» **The data**
· · · · ·

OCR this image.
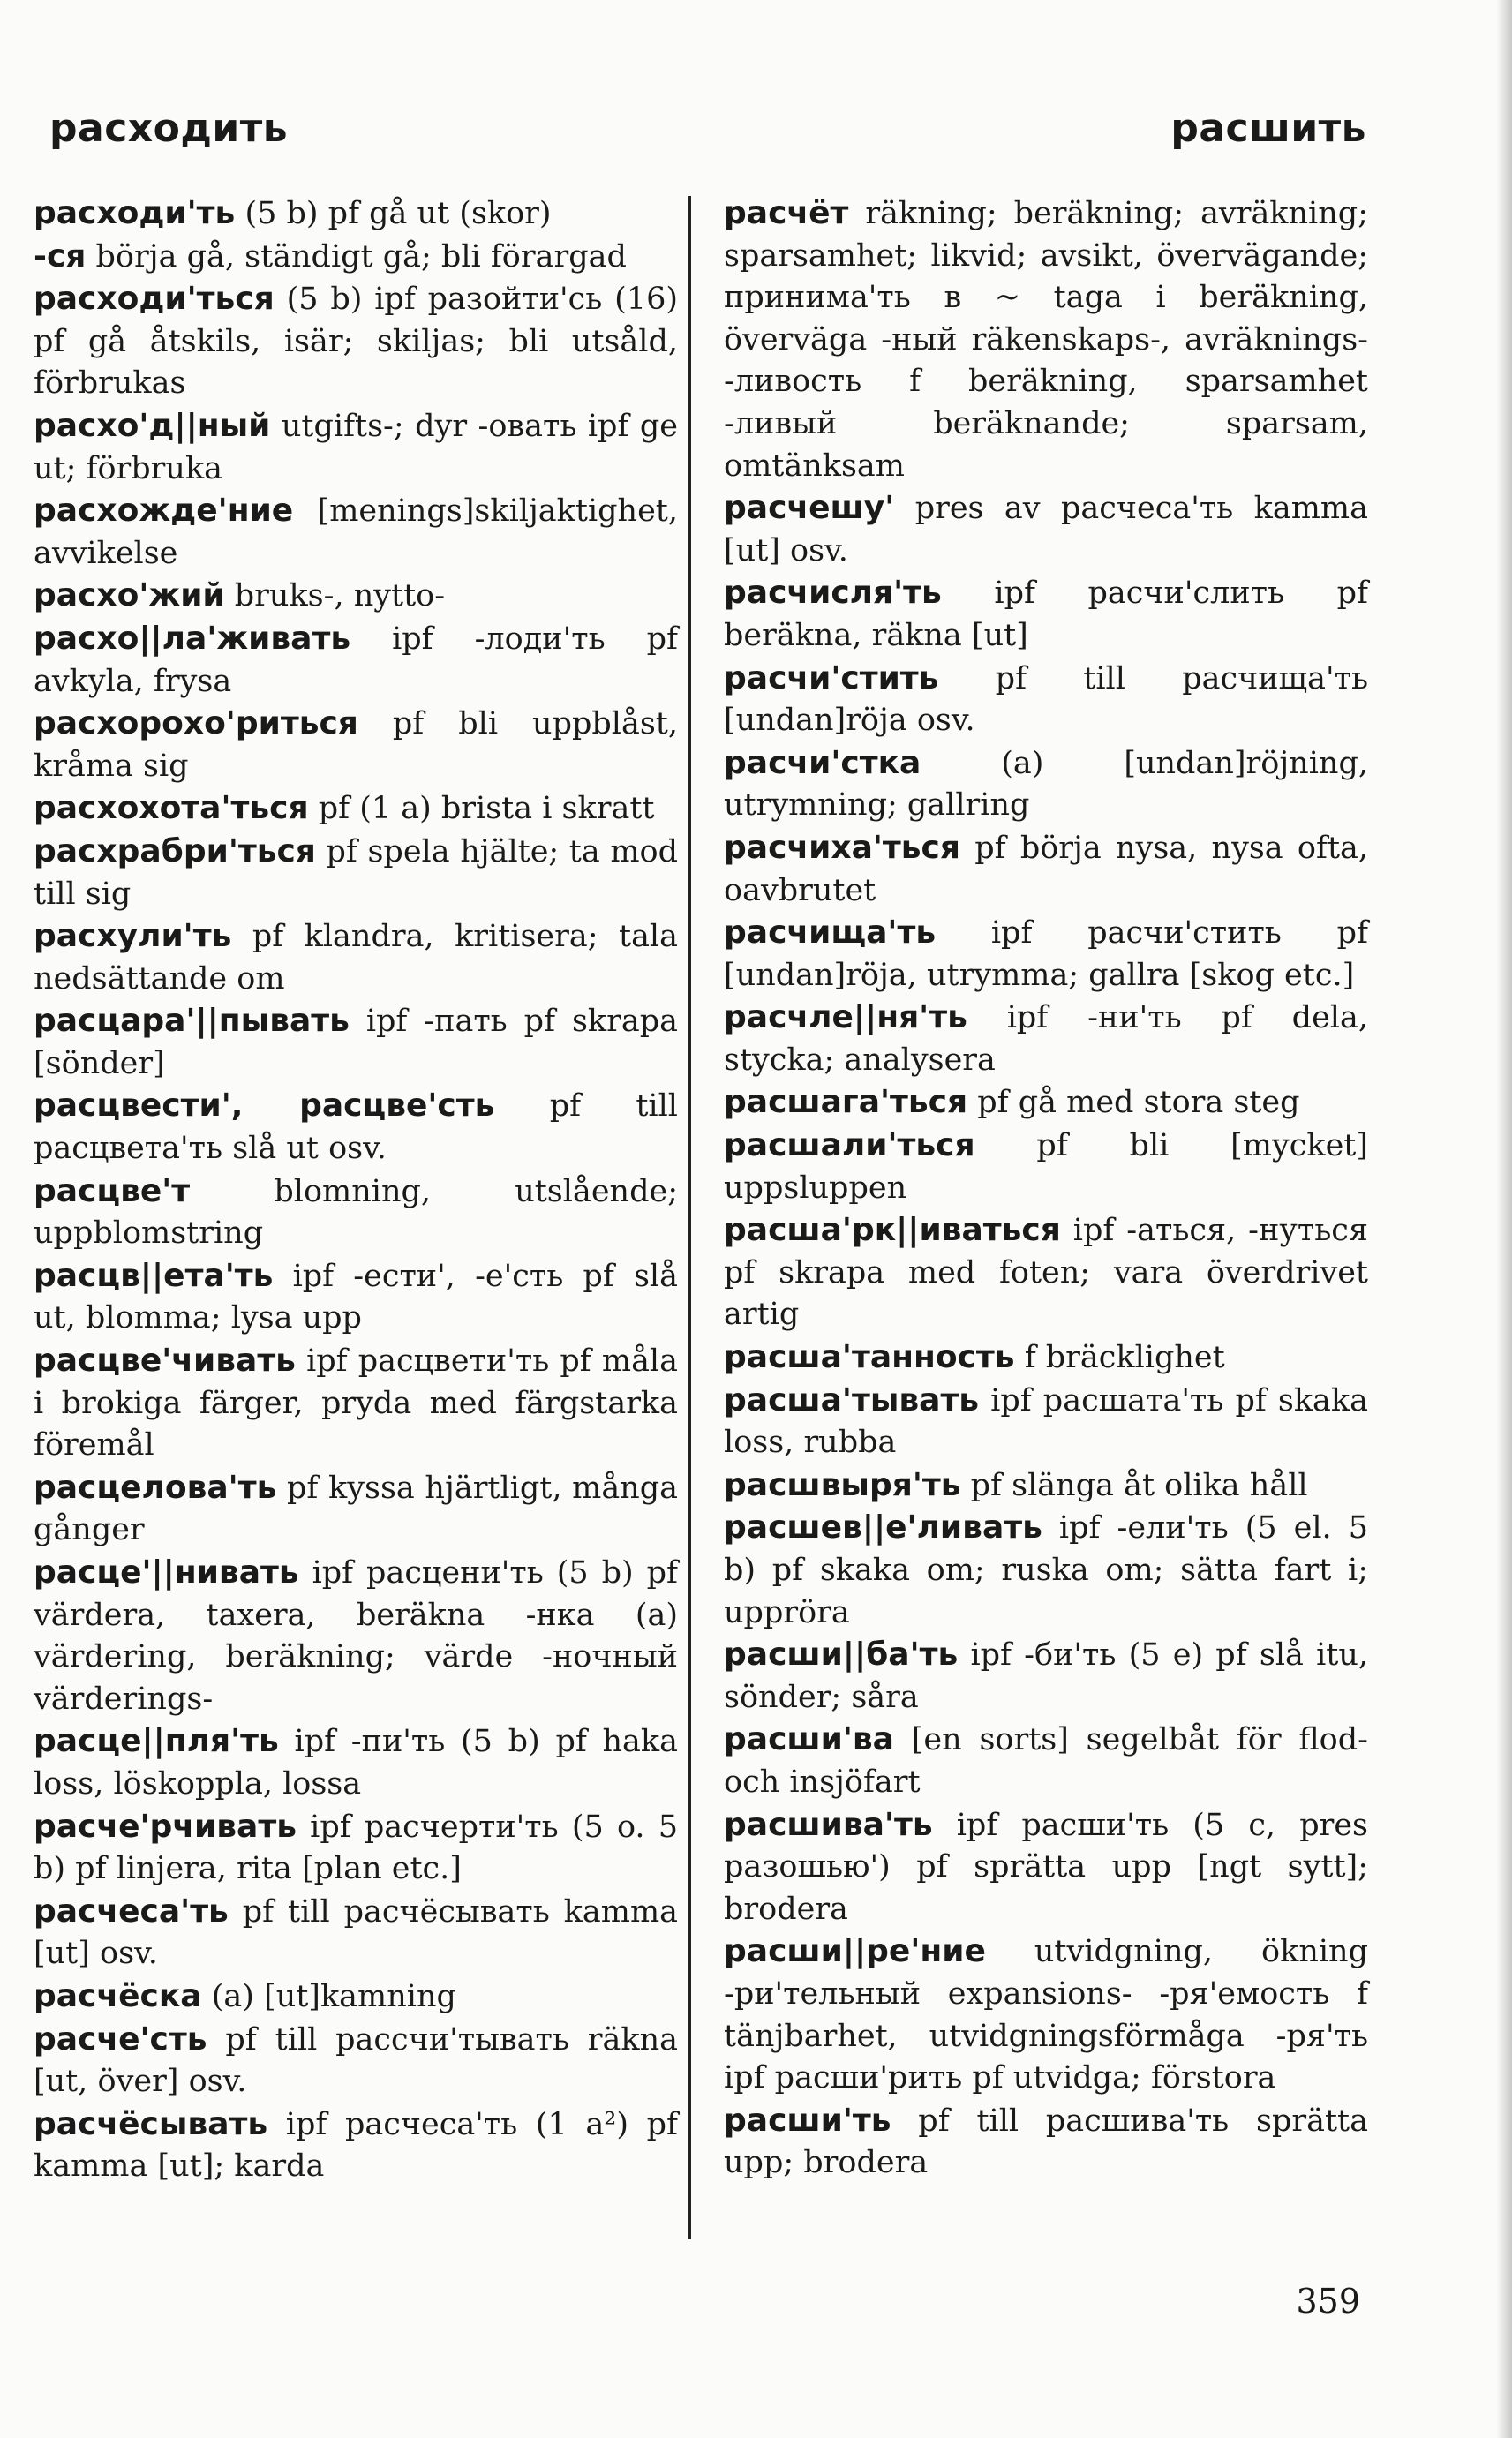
расходить	расшить

расходи'ть (5 b) pf gå ut (skor)

-ся börja gå, ständigt gå; bli förargad

расходи'ться (5 b) ipf разойти'сь (16) pf gå åtskils, isär; skiljas; bli utsåld, förbrukas

расхо'д||ный utgifts-; dyr -овать ipf ge ut; förbruka

расхожде'ние [menings]skiljaktighet, avvikelse

расхо'жий bruks-, nytto-

расхо||ла'живать ipf -лоди'ть pf avkyla, frysa

расхорохо'риться pf bli uppblåst, kråma sig

расхохота'ться pf (1 a) brista i skratt

расхрабри'ться pf spela hjälte; ta mod till sig

расхули'ть pf klandra, kritisera; tala nedsättande om

расцара'||пывать ipf -пать pf skrapa [sönder]

расцвести', расцве'сть pf till расцвета'ть slå ut osv.

расцве'т blomning, utslående; uppblomstring

расцв||ета'ть ipf -ести', -е'сть pf slå ut, blomma; lysa upp

расцве'чивать ipf расцвети'ть pf måla i brokiga färger, pryda med färgstarka föremål

расцелова'ть pf kyssa hjärtligt, många gånger

расце'||нивать ipf расцени'ть (5 b) pf värdera, taxera, beräkna -нка (a) värdering, beräkning; värde -ночный värderings-

расце||пля'ть ipf -пи'ть (5 b) pf haka loss, löskoppla, lossa

расче'рчивать ipf расчерти'ть (5 o. 5 b) pf linjera, rita [plan etc.]

расчеса'ть pf till расчёсывать kamma [ut] osv.

расчёска (a) [ut]kamning

расче'сть pf till рассчи'тывать räkna [ut, över] osv.

расчёсывать ipf расчеса'ть (1 a²) pf kamma [ut]; karda

расчёт räkning; beräkning; avräkning; sparsamhet; likvid; avsikt, övervägande; принима'ть в ~ taga i beräkning, överväga -ный räkenskaps-, avräknings- -ливость f beräkning, sparsamhet -ливый beräknande; sparsam, omtänksam

расчешу' pres av расчеса'ть kamma [ut] osv.

расчисля'ть ipf расчи'слить pf beräkna, räkna [ut]

расчи'стить pf till расчища'ть [undan]röja osv.

расчи'стка (a) [undan]röjning, utrymning; gallring

расчиха'ться pf börja nysa, nysa ofta, oavbrutet

расчища'ть ipf расчи'стить pf [undan]röja, utrymma; gallra [skog etc.]

расчле||ня'ть ipf -ни'ть pf dela, stycka; analysera

расшага'ться pf gå med stora steg

расшали'ться pf bli [mycket] uppsluppen

расша'рк||иваться ipf -аться, -нуться pf skrapa med foten; vara överdrivet artig

расша'танность f bräcklighet

расша'тывать ipf расшата'ть pf skaka loss, rubba

расшвыря'ть pf slänga åt olika håll

расшев||е'ливать ipf -ели'ть (5 el. 5 b) pf skaka om; ruska om; sätta fart i; uppröra

расши||ба'ть ipf -би'ть (5 e) pf slå itu, sönder; såra

расши'ва [en sorts] segelbåt för flod- och insjöfart

расшива'ть ipf расши'ть (5 c, pres разошью') pf sprätta upp [ngt sytt]; brodera

расши||ре'ние utvidgning, ökning -ри'тельный expansions- -ря'емость f tänjbarhet, utvidgningsförmåga -ря'ть ipf расши'рить pf utvidga; förstora

расши'ть pf till расшива'ть sprätta upp; brodera

359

· · · · ·

» **The problem**
Return each line where "loss" shows up.

» **Answer for the task**
расце||пля'ть ipf -пи'ть (5 b) pf haka loss, löskoppla, lossa
расша'тывать ipf расшата'ть pf skaka loss, rubba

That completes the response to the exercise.